### Written request:
Reproduce all lines of the listing below in which the word "style" occurs.

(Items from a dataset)
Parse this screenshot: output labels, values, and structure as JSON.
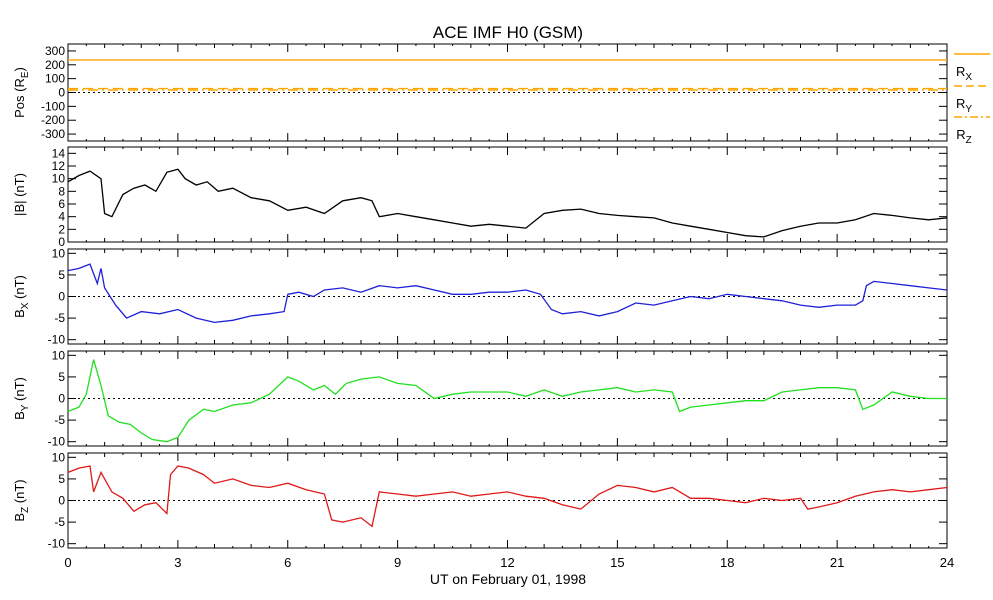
{
  "title": "ACE IMF H0 (GSM)",
  "xlabel": "UT on February 01, 1998",
  "colors": {
    "pos": "#ffa500",
    "b_total": "#000000",
    "bx": "#2020d8",
    "by": "#20e020",
    "bz": "#e01818",
    "zero_line": "#000000",
    "frame": "#000000"
  },
  "chart_data": [
    {
      "type": "line",
      "name": "position",
      "ylabel": "Pos (R",
      "ylabel_sub": "E",
      "ylabel_suffix": ")",
      "ylim": [
        -350,
        350
      ],
      "yticks": [
        300,
        200,
        100,
        0,
        -100,
        -200,
        -300
      ],
      "zero_line": true,
      "series": [
        {
          "name": "R",
          "name_sub": "X",
          "style": "solid",
          "x": [
            0,
            24
          ],
          "values": [
            235,
            235
          ]
        },
        {
          "name": "R",
          "name_sub": "Y",
          "style": "dashed",
          "x": [
            0,
            24
          ],
          "values": [
            28,
            28
          ]
        },
        {
          "name": "R",
          "name_sub": "Z",
          "style": "dashdot",
          "x": [
            0,
            24
          ],
          "values": [
            18,
            18
          ]
        }
      ]
    },
    {
      "type": "line",
      "name": "b_total",
      "ylabel": "|B| (nT)",
      "ylim": [
        0,
        15
      ],
      "yticks": [
        14,
        12,
        10,
        8,
        6,
        4,
        2,
        0
      ],
      "zero_line": false,
      "series": [
        {
          "name": "|B|",
          "x": [
            0,
            0.3,
            0.6,
            0.9,
            1.0,
            1.2,
            1.5,
            1.8,
            2.1,
            2.4,
            2.7,
            3.0,
            3.2,
            3.5,
            3.8,
            4.1,
            4.5,
            5.0,
            5.5,
            6.0,
            6.5,
            7.0,
            7.5,
            8.0,
            8.3,
            8.5,
            9.0,
            9.5,
            10.0,
            10.5,
            11.0,
            11.5,
            12.0,
            12.5,
            13.0,
            13.5,
            14.0,
            14.5,
            15.0,
            15.5,
            16.0,
            16.5,
            17.0,
            17.5,
            18.0,
            18.5,
            19.0,
            19.5,
            20.0,
            20.5,
            21.0,
            21.5,
            22.0,
            22.5,
            23.0,
            23.5,
            24.0
          ],
          "values": [
            9.5,
            10.5,
            11.2,
            10.0,
            4.5,
            4.0,
            7.5,
            8.5,
            9.0,
            8.0,
            11.0,
            11.5,
            10.0,
            9.0,
            9.5,
            8.0,
            8.5,
            7.0,
            6.5,
            5.0,
            5.5,
            4.5,
            6.5,
            7.0,
            6.5,
            4.0,
            4.5,
            4.0,
            3.5,
            3.0,
            2.5,
            2.8,
            2.5,
            2.2,
            4.5,
            5.0,
            5.2,
            4.5,
            4.2,
            4.0,
            3.8,
            3.0,
            2.5,
            2.0,
            1.5,
            1.0,
            0.8,
            1.8,
            2.5,
            3.0,
            3.0,
            3.5,
            4.5,
            4.2,
            3.8,
            3.5,
            3.8
          ]
        }
      ]
    },
    {
      "type": "line",
      "name": "bx",
      "ylabel": "B",
      "ylabel_sub": "X",
      "ylabel_suffix": " (nT)",
      "ylim": [
        -11,
        11
      ],
      "yticks": [
        10,
        5,
        0,
        -5,
        -10
      ],
      "zero_line": true,
      "series": [
        {
          "name": "Bx",
          "x": [
            0,
            0.3,
            0.6,
            0.8,
            0.9,
            1.0,
            1.3,
            1.6,
            2.0,
            2.5,
            3.0,
            3.5,
            4.0,
            4.5,
            5.0,
            5.5,
            5.9,
            6.0,
            6.3,
            6.7,
            7.0,
            7.5,
            8.0,
            8.5,
            9.0,
            9.5,
            10.0,
            10.5,
            11.0,
            11.5,
            12.0,
            12.5,
            12.9,
            13.2,
            13.5,
            14.0,
            14.5,
            15.0,
            15.5,
            16.0,
            16.5,
            17.0,
            17.5,
            18.0,
            18.5,
            19.0,
            19.5,
            20.0,
            20.5,
            21.0,
            21.5,
            21.7,
            21.8,
            22.0,
            22.5,
            23.0,
            23.5,
            24.0
          ],
          "values": [
            6.0,
            6.5,
            7.5,
            3.0,
            6.5,
            2.0,
            -2.0,
            -5.0,
            -3.5,
            -4.0,
            -3.0,
            -5.0,
            -6.0,
            -5.5,
            -4.5,
            -4.0,
            -3.5,
            0.5,
            1.0,
            0.0,
            1.5,
            2.0,
            1.0,
            2.5,
            2.0,
            2.5,
            1.5,
            0.5,
            0.5,
            1.0,
            1.0,
            1.5,
            0.5,
            -3.0,
            -4.0,
            -3.5,
            -4.5,
            -3.5,
            -1.5,
            -2.0,
            -1.0,
            0.0,
            -0.5,
            0.5,
            0.0,
            -0.5,
            -1.0,
            -2.0,
            -2.5,
            -2.0,
            -2.0,
            -1.0,
            2.5,
            3.5,
            3.0,
            2.5,
            2.0,
            1.5
          ]
        }
      ]
    },
    {
      "type": "line",
      "name": "by",
      "ylabel": "B",
      "ylabel_sub": "Y",
      "ylabel_suffix": " (nT)",
      "ylim": [
        -11,
        11
      ],
      "yticks": [
        10,
        5,
        0,
        -5,
        -10
      ],
      "zero_line": true,
      "series": [
        {
          "name": "By",
          "x": [
            0,
            0.3,
            0.5,
            0.7,
            0.9,
            1.1,
            1.4,
            1.7,
            2.0,
            2.3,
            2.7,
            3.0,
            3.3,
            3.7,
            4.0,
            4.5,
            5.0,
            5.5,
            6.0,
            6.3,
            6.7,
            7.0,
            7.3,
            7.6,
            8.0,
            8.5,
            9.0,
            9.5,
            10.0,
            10.5,
            11.0,
            11.5,
            12.0,
            12.5,
            13.0,
            13.5,
            14.0,
            14.5,
            15.0,
            15.5,
            16.0,
            16.5,
            16.7,
            17.0,
            17.5,
            18.0,
            18.5,
            19.0,
            19.5,
            20.0,
            20.5,
            21.0,
            21.5,
            21.7,
            22.0,
            22.5,
            23.0,
            23.5,
            24.0
          ],
          "values": [
            -3.0,
            -2.0,
            1.0,
            9.0,
            3.0,
            -4.0,
            -5.5,
            -6.0,
            -8.0,
            -9.5,
            -10.0,
            -9.0,
            -5.0,
            -2.5,
            -3.0,
            -1.5,
            -1.0,
            1.0,
            5.0,
            4.0,
            2.0,
            3.0,
            1.0,
            3.5,
            4.5,
            5.0,
            3.5,
            3.0,
            0.0,
            1.0,
            1.5,
            1.5,
            1.5,
            0.5,
            2.0,
            0.5,
            1.5,
            2.0,
            2.5,
            1.5,
            2.0,
            1.5,
            -3.0,
            -2.0,
            -1.5,
            -1.0,
            -0.5,
            -0.5,
            1.5,
            2.0,
            2.5,
            2.5,
            2.0,
            -2.5,
            -1.5,
            1.5,
            0.5,
            0.0,
            0.0
          ]
        }
      ]
    },
    {
      "type": "line",
      "name": "bz",
      "ylabel": "B",
      "ylabel_sub": "Z",
      "ylabel_suffix": " (nT)",
      "ylim": [
        -11,
        11
      ],
      "yticks": [
        10,
        5,
        0,
        -5,
        -10
      ],
      "zero_line": true,
      "series": [
        {
          "name": "Bz",
          "x": [
            0,
            0.3,
            0.6,
            0.7,
            0.9,
            1.2,
            1.5,
            1.8,
            2.1,
            2.4,
            2.7,
            2.8,
            3.0,
            3.3,
            3.7,
            4.0,
            4.5,
            5.0,
            5.5,
            6.0,
            6.5,
            7.0,
            7.2,
            7.5,
            8.0,
            8.3,
            8.5,
            9.0,
            9.5,
            10.0,
            10.5,
            11.0,
            11.5,
            12.0,
            12.5,
            13.0,
            13.5,
            14.0,
            14.5,
            15.0,
            15.5,
            16.0,
            16.5,
            17.0,
            17.5,
            18.0,
            18.5,
            19.0,
            19.5,
            20.0,
            20.2,
            20.5,
            21.0,
            21.5,
            22.0,
            22.5,
            23.0,
            23.5,
            24.0
          ],
          "values": [
            6.5,
            7.5,
            8.0,
            2.0,
            6.5,
            2.0,
            0.5,
            -2.5,
            -1.0,
            -0.5,
            -3.0,
            6.0,
            8.0,
            7.5,
            6.0,
            4.0,
            5.0,
            3.5,
            3.0,
            4.0,
            2.5,
            1.5,
            -4.5,
            -5.0,
            -4.0,
            -6.0,
            2.0,
            1.5,
            1.0,
            1.5,
            2.0,
            1.0,
            1.5,
            2.0,
            1.0,
            0.5,
            -1.0,
            -2.0,
            1.5,
            3.5,
            3.0,
            2.0,
            3.0,
            0.5,
            0.5,
            0.0,
            -0.5,
            0.5,
            0.0,
            0.5,
            -2.0,
            -1.5,
            -0.5,
            1.0,
            2.0,
            2.5,
            2.0,
            2.5,
            3.0
          ]
        }
      ]
    }
  ],
  "xaxis": {
    "xlim": [
      0,
      24
    ],
    "major_ticks": [
      0,
      3,
      6,
      9,
      12,
      15,
      18,
      21,
      24
    ],
    "tick_labels": [
      "0",
      "3",
      "6",
      "9",
      "12",
      "15",
      "18",
      "21",
      "24"
    ]
  }
}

### The result:
          "style": "solid",
          "style": "dashed",
          "style": "dashdot",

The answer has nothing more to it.